[Begin Provided entries]

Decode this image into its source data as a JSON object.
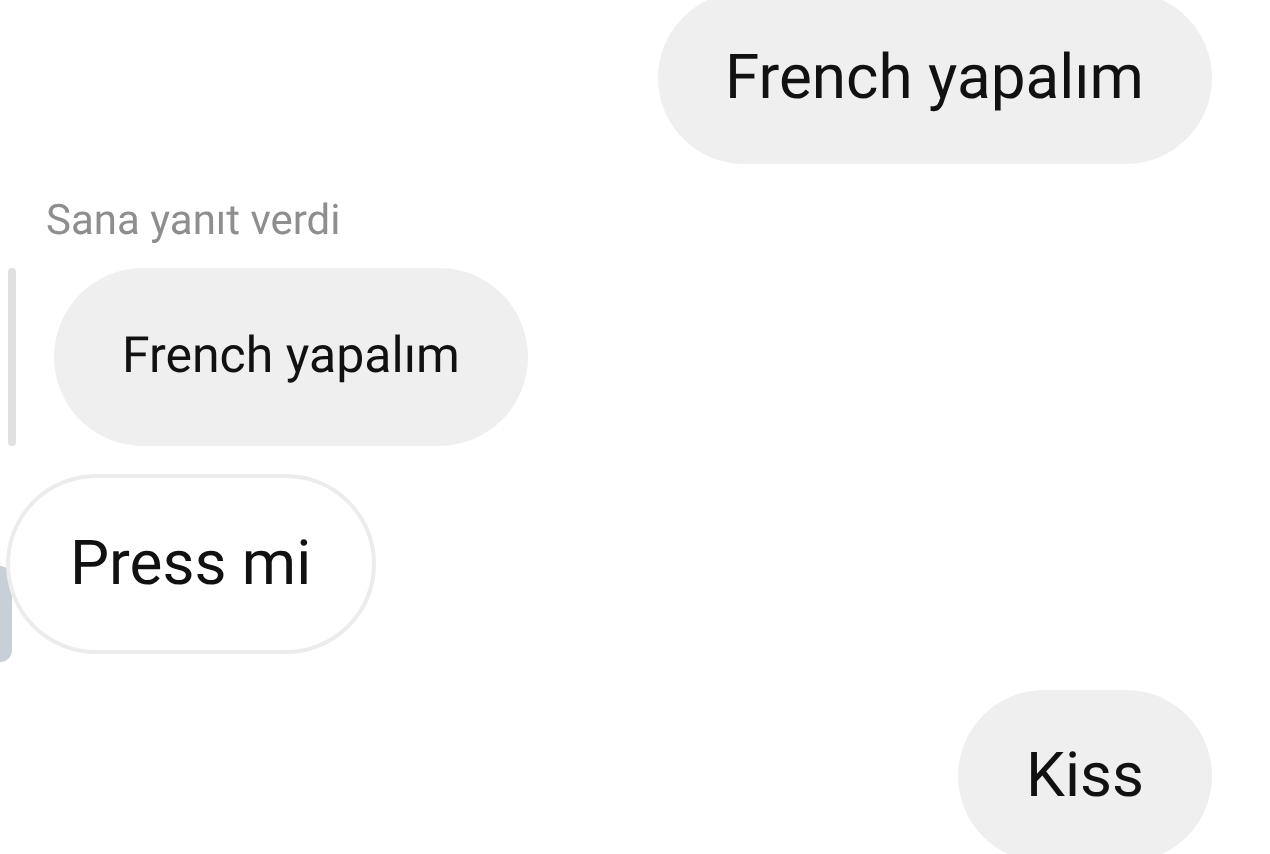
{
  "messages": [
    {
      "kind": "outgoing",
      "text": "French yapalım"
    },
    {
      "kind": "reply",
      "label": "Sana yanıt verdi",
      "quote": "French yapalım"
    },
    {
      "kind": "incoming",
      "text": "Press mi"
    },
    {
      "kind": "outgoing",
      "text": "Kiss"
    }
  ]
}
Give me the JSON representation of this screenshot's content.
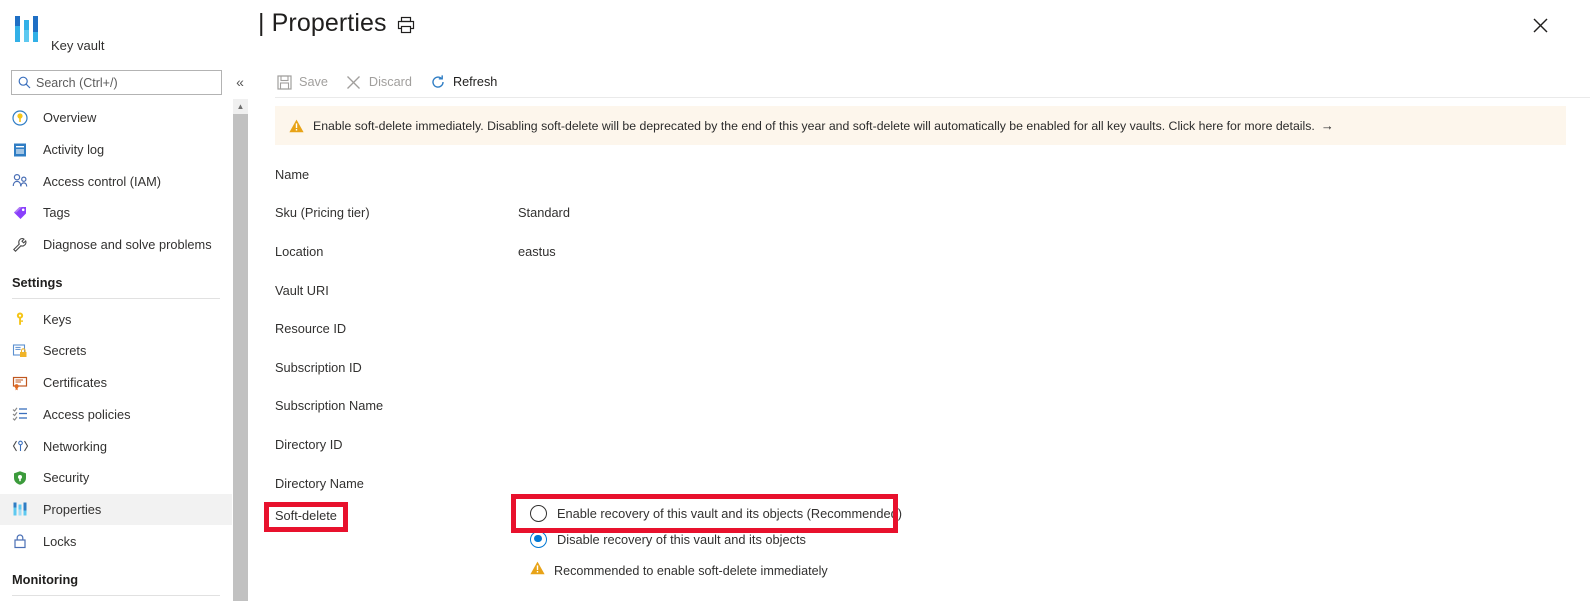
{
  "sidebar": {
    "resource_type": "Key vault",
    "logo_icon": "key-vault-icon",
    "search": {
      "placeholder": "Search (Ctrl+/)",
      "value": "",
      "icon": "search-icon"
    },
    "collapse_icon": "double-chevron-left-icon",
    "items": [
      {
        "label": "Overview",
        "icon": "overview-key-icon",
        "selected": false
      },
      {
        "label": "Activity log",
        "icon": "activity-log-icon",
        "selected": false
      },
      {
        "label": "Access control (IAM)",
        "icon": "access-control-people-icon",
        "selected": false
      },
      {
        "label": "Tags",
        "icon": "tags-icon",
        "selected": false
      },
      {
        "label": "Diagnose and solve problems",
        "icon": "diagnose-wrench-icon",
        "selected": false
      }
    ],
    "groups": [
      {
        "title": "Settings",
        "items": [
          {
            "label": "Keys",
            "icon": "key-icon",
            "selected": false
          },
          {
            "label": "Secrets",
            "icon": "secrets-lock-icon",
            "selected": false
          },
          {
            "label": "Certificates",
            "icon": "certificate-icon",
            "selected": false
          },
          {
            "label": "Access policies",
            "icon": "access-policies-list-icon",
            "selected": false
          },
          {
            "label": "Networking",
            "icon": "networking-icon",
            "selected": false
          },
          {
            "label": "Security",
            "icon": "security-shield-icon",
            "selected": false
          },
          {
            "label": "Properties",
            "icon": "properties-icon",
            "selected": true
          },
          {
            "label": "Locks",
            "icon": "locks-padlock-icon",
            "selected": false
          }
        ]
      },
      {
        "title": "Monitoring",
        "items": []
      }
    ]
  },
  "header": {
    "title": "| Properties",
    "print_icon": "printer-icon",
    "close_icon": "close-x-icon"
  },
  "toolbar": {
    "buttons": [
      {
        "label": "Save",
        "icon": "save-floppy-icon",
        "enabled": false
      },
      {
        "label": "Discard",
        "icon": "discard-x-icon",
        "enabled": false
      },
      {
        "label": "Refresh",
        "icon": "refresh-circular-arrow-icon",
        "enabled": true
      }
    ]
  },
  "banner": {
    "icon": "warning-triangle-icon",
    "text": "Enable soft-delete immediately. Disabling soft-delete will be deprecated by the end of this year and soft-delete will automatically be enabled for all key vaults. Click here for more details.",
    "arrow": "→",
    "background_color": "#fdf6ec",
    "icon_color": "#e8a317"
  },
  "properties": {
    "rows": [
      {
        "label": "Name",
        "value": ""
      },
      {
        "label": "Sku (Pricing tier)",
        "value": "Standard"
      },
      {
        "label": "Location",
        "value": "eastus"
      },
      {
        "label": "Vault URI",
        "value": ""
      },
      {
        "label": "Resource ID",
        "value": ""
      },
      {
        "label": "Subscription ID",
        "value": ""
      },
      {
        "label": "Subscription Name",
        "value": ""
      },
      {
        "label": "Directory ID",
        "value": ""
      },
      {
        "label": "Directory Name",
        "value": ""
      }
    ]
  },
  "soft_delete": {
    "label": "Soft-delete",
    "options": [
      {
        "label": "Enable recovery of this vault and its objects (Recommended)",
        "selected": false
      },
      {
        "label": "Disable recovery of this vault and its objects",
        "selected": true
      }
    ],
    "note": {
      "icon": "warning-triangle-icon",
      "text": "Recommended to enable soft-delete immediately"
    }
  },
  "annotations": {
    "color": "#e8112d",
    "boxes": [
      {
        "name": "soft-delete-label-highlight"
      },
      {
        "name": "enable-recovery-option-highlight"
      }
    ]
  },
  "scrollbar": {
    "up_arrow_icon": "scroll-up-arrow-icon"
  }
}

[End Provided entries]
[Begin Provided entries]

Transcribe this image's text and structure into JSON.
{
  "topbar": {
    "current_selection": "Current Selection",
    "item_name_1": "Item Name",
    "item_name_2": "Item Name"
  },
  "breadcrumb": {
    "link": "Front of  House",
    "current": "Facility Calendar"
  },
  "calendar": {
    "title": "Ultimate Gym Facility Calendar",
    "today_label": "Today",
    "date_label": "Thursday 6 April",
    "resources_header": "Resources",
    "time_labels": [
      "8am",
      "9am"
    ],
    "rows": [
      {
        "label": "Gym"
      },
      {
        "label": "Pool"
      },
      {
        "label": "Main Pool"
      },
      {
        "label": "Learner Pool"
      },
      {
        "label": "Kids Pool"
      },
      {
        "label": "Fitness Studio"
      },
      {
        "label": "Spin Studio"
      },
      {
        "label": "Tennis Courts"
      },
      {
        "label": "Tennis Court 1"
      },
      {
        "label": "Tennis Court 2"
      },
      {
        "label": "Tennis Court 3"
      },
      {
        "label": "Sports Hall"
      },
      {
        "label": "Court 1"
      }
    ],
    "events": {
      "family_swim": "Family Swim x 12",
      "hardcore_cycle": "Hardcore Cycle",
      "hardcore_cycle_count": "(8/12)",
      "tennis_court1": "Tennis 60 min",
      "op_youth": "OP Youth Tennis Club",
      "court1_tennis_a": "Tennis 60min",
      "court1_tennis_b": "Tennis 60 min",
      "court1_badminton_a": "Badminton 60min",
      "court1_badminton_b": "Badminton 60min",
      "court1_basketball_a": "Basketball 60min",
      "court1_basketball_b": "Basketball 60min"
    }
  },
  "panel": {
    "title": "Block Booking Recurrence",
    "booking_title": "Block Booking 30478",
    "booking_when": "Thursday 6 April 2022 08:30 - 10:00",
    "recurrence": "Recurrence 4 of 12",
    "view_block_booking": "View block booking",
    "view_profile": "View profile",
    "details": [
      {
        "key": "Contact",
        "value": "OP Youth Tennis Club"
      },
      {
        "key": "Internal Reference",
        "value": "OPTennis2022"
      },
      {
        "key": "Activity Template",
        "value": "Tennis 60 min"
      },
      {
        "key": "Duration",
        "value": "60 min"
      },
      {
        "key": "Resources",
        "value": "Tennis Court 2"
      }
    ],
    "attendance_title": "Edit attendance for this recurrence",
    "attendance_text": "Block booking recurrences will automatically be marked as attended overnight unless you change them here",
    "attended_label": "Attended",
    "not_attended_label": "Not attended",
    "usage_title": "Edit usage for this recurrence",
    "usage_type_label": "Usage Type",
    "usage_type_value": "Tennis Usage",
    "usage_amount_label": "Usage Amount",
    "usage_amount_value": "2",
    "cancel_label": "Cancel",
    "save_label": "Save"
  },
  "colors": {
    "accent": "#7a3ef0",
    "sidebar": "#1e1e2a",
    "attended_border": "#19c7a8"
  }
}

[End Provided entries]
[Begin Provided entries]

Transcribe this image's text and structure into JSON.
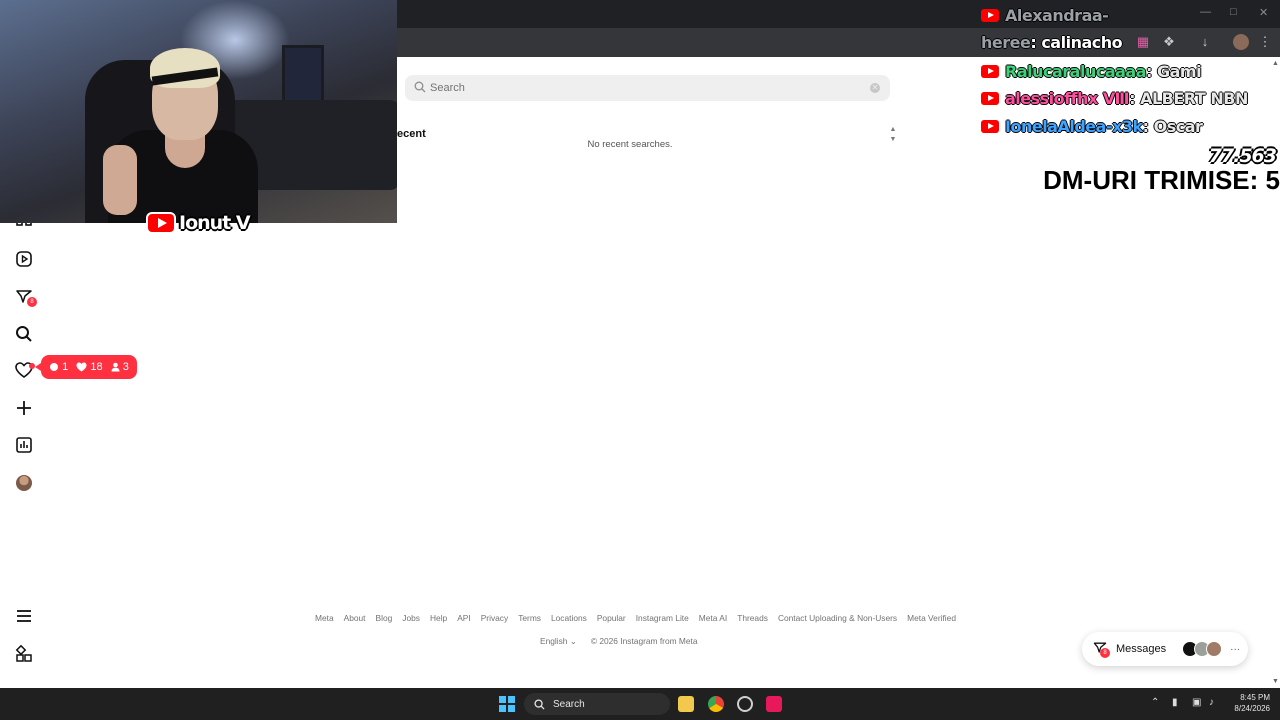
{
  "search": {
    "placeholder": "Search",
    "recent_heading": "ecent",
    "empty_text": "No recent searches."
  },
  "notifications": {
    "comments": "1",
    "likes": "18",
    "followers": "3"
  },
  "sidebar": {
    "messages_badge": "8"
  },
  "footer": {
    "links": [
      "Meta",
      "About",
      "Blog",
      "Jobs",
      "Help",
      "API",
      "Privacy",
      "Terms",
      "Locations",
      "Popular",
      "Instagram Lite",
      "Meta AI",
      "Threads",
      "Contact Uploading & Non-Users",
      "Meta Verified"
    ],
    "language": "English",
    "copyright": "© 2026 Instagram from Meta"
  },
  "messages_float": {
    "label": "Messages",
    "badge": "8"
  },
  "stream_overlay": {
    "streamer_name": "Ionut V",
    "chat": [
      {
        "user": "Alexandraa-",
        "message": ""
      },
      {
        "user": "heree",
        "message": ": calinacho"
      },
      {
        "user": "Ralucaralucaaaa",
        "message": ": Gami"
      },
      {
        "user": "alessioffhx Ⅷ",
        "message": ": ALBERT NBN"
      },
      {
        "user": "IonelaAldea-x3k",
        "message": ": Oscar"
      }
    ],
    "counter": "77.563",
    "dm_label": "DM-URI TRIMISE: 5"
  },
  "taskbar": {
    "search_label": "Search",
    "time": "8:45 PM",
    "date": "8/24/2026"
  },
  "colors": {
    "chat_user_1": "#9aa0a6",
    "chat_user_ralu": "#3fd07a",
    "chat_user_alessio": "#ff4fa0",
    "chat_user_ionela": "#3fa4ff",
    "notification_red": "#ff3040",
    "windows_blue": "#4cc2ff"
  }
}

[End Provided entries]

* Problem details
Using the listing above, say how many of its lines contain the string "objects", giving nothing but the figure.

* Task result
2